### TASK GOAL
Each record needs to be echoed exactly; can you do that?
====== RAW RECORDS
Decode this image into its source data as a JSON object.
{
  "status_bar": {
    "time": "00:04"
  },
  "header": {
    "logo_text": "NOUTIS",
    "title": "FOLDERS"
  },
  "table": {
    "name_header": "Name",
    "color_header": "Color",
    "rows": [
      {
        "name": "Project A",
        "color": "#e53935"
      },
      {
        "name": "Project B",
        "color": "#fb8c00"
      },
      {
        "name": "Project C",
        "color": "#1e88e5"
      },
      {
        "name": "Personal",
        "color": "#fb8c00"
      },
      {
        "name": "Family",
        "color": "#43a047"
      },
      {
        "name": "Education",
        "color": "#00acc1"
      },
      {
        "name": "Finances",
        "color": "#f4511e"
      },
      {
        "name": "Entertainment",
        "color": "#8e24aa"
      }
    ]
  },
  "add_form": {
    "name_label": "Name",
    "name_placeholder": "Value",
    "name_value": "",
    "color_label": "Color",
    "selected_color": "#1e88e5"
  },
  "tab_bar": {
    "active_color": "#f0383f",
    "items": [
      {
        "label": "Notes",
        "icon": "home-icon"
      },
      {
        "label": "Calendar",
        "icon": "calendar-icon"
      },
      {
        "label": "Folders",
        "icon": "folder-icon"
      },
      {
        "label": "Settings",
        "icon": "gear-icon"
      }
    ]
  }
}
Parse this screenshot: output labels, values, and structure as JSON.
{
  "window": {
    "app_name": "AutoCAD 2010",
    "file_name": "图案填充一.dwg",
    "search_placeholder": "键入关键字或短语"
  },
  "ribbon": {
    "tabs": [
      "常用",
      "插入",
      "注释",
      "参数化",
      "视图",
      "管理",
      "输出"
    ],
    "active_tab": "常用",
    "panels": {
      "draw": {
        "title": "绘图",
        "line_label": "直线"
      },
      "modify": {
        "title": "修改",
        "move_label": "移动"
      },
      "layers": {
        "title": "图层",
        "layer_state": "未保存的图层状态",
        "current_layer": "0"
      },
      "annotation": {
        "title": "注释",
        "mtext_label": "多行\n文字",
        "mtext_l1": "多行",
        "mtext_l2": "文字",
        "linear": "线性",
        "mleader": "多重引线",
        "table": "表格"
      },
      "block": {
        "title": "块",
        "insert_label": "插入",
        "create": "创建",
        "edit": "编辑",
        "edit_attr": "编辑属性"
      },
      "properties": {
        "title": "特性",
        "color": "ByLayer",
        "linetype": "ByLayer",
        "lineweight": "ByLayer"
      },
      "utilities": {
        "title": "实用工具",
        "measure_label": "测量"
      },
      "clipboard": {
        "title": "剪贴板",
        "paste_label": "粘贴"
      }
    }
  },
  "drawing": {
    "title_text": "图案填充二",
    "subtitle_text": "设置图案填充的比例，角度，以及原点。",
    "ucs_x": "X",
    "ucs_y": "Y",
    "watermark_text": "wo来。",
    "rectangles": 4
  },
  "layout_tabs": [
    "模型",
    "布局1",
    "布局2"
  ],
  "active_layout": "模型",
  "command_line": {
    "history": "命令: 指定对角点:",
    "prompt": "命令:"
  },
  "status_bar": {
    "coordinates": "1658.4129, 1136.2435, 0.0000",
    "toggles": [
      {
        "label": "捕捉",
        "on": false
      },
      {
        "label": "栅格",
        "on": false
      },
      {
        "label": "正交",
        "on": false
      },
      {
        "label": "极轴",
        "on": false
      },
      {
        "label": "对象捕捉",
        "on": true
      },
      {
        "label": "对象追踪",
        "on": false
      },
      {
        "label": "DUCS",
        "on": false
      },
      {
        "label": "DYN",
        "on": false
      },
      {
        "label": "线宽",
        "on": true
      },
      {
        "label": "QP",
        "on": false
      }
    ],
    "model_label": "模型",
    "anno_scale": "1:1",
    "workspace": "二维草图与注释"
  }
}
============
### FULL RESPONSE
Decode this image into its source data as a JSON object.
{
  "status_bar": {
    "time": "00:04"
  },
  "header": {
    "logo_text": "NOUTIS",
    "title": "FOLDERS"
  },
  "table": {
    "name_header": "Name",
    "color_header": "Color",
    "rows": [
      {
        "name": "Project A",
        "color": "#e53935"
      },
      {
        "name": "Project B",
        "color": "#fb8c00"
      },
      {
        "name": "Project C",
        "color": "#1e88e5"
      },
      {
        "name": "Personal",
        "color": "#fb8c00"
      },
      {
        "name": "Family",
        "color": "#43a047"
      },
      {
        "name": "Education",
        "color": "#00acc1"
      },
      {
        "name": "Finances",
        "color": "#f4511e"
      },
      {
        "name": "Entertainment",
        "color": "#8e24aa"
      }
    ]
  },
  "add_form": {
    "name_label": "Name",
    "name_placeholder": "Value",
    "name_value": "",
    "color_label": "Color",
    "selected_color": "#1e88e5"
  },
  "tab_bar": {
    "active_color": "#f0383f",
    "items": [
      {
        "label": "Notes",
        "icon": "home-icon"
      },
      {
        "label": "Calendar",
        "icon": "calendar-icon"
      },
      {
        "label": "Folders",
        "icon": "folder-icon"
      },
      {
        "label": "Settings",
        "icon": "gear-icon"
      }
    ]
  }
}
Parse this screenshot: output labels, values, and structure as JSON.
{
  "window": {
    "app_name": "AutoCAD 2010",
    "file_name": "图案填充一.dwg",
    "search_placeholder": "键入关键字或短语"
  },
  "ribbon": {
    "tabs": [
      "常用",
      "插入",
      "注释",
      "参数化",
      "视图",
      "管理",
      "输出"
    ],
    "active_tab": "常用",
    "panels": {
      "draw": {
        "title": "绘图",
        "line_label": "直线"
      },
      "modify": {
        "title": "修改",
        "move_label": "移动"
      },
      "layers": {
        "title": "图层",
        "layer_state": "未保存的图层状态",
        "current_layer": "0"
      },
      "annotation": {
        "title": "注释",
        "mtext_label": "多行\n文字",
        "mtext_l1": "多行",
        "mtext_l2": "文字",
        "linear": "线性",
        "mleader": "多重引线",
        "table": "表格"
      },
      "block": {
        "title": "块",
        "insert_label": "插入",
        "create": "创建",
        "edit": "编辑",
        "edit_attr": "编辑属性"
      },
      "properties": {
        "title": "特性",
        "color": "ByLayer",
        "linetype": "ByLayer",
        "lineweight": "ByLayer"
      },
      "utilities": {
        "title": "实用工具",
        "measure_label": "测量"
      },
      "clipboard": {
        "title": "剪贴板",
        "paste_label": "粘贴"
      }
    }
  },
  "drawing": {
    "title_text": "图案填充二",
    "subtitle_text": "设置图案填充的比例，角度，以及原点。",
    "ucs_x": "X",
    "ucs_y": "Y",
    "watermark_text": "wo来。",
    "rectangles": 4
  },
  "layout_tabs": [
    "模型",
    "布局1",
    "布局2"
  ],
  "active_layout": "模型",
  "command_line": {
    "history": "命令: 指定对角点:",
    "prompt": "命令:"
  },
  "status_bar": {
    "coordinates": "1658.4129, 1136.2435, 0.0000",
    "toggles": [
      {
        "label": "捕捉",
        "on": false
      },
      {
        "label": "栅格",
        "on": false
      },
      {
        "label": "正交",
        "on": false
      },
      {
        "label": "极轴",
        "on": false
      },
      {
        "label": "对象捕捉",
        "on": true
      },
      {
        "label": "对象追踪",
        "on": false
      },
      {
        "label": "DUCS",
        "on": false
      },
      {
        "label": "DYN",
        "on": false
      },
      {
        "label": "线宽",
        "on": true
      },
      {
        "label": "QP",
        "on": false
      }
    ],
    "model_label": "模型",
    "anno_scale": "1:1",
    "workspace": "二维草图与注释"
  }
}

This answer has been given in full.